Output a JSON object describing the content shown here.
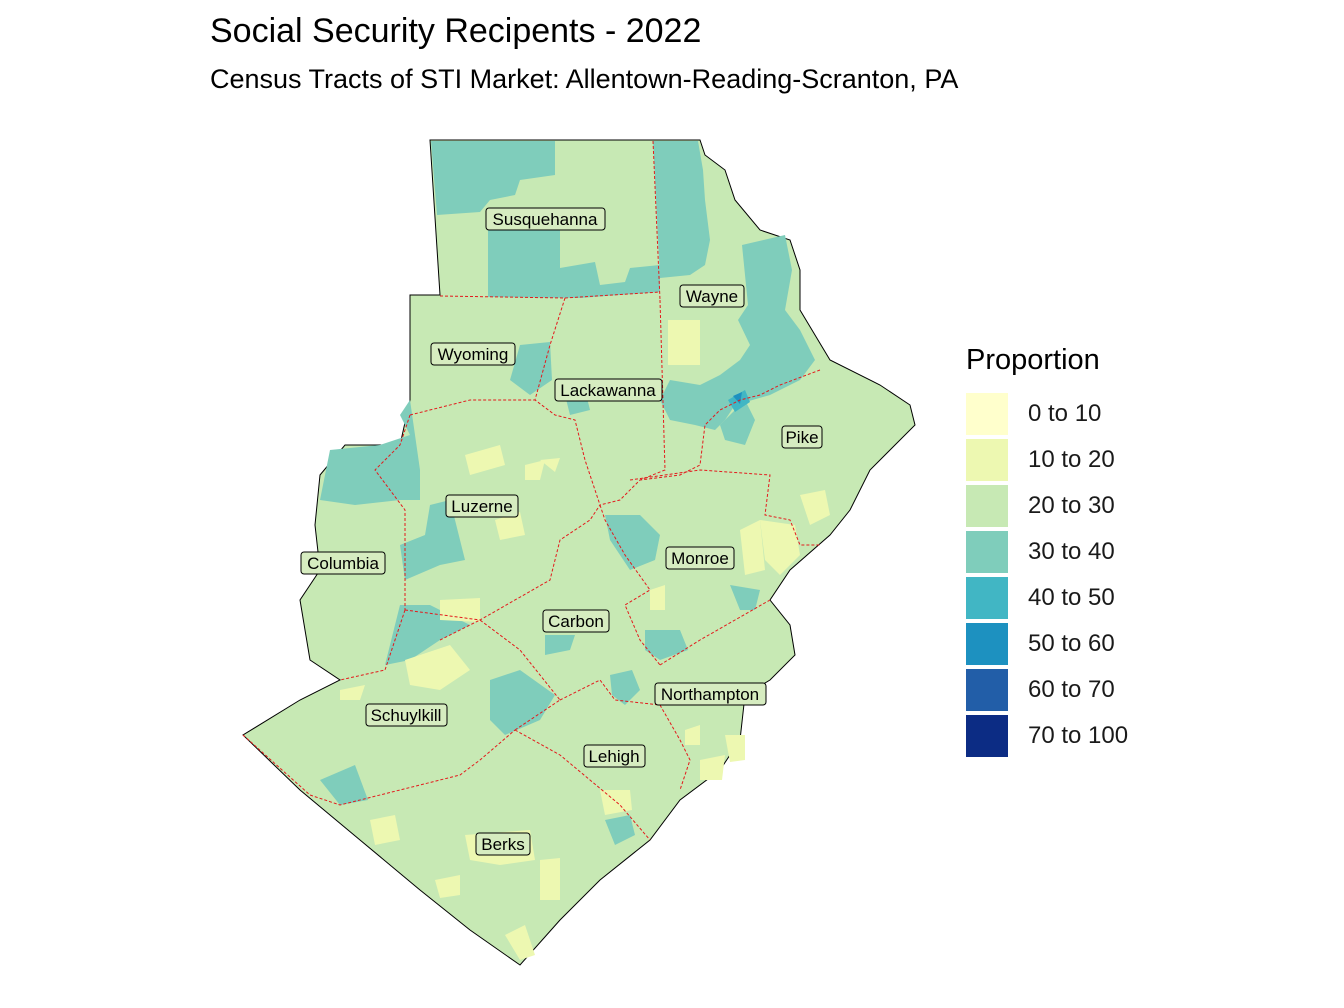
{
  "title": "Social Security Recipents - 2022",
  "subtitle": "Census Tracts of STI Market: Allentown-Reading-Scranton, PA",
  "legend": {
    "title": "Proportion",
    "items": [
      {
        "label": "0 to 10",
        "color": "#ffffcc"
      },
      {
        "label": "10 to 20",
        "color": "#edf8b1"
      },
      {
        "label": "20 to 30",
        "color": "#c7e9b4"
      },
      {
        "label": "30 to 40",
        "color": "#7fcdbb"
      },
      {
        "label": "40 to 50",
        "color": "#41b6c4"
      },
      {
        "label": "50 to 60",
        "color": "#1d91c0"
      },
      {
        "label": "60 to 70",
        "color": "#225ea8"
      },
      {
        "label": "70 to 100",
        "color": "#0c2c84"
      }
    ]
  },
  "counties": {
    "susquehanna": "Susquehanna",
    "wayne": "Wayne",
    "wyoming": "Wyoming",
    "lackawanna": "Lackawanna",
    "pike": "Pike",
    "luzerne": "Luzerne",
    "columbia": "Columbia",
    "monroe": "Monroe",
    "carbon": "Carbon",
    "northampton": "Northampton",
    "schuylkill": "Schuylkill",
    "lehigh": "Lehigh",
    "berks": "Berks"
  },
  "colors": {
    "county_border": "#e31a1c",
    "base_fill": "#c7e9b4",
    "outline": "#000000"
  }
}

-*-

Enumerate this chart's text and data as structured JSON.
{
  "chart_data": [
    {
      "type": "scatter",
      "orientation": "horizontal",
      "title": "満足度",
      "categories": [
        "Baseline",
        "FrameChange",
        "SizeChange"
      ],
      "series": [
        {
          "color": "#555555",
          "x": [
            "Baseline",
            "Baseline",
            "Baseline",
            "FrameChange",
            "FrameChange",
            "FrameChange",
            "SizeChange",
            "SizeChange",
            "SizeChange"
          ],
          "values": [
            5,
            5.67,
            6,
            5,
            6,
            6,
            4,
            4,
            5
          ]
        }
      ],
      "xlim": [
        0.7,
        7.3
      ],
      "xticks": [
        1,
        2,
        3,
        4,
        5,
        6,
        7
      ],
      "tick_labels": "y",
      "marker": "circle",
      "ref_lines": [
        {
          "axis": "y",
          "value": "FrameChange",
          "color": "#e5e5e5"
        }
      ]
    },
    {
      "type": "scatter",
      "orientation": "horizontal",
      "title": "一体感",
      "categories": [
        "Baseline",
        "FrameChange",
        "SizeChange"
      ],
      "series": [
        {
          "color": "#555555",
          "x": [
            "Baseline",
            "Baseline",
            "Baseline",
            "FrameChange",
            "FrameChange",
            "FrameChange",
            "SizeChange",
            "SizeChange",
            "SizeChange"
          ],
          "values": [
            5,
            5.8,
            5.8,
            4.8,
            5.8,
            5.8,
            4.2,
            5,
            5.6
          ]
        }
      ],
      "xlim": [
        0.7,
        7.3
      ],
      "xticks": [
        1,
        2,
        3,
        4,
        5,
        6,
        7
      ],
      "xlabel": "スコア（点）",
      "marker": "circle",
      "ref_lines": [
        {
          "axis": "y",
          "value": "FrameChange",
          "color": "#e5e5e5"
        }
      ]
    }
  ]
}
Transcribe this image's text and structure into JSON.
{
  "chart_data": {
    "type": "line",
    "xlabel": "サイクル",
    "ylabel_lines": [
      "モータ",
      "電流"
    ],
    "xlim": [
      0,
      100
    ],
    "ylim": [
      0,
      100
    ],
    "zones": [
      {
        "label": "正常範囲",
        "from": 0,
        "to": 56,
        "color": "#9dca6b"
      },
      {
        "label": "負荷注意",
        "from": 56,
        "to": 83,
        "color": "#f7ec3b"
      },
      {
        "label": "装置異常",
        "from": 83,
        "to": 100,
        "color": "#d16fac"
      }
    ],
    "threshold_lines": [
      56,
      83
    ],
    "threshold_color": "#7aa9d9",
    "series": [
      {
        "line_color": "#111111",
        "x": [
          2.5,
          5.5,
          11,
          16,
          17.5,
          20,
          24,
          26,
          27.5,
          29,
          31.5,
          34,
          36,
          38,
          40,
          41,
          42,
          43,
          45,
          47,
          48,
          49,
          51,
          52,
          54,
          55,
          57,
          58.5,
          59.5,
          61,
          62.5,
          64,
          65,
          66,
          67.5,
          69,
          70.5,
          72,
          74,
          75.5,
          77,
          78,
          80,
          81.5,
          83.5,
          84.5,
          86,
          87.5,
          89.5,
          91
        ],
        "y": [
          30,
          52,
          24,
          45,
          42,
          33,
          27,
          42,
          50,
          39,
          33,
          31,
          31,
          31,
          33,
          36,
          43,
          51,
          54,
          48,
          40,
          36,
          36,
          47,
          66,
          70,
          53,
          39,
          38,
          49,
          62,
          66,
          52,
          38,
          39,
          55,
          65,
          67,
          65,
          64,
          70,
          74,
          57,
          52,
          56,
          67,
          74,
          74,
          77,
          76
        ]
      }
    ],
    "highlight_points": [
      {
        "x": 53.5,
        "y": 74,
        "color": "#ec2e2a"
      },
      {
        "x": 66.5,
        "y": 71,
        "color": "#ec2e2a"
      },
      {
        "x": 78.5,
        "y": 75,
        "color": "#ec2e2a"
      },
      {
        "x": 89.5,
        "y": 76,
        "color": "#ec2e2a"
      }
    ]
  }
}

-*-

[Given request]
Give only the number of lines in the records that contain the string "text".

[Answer to this exercise]
2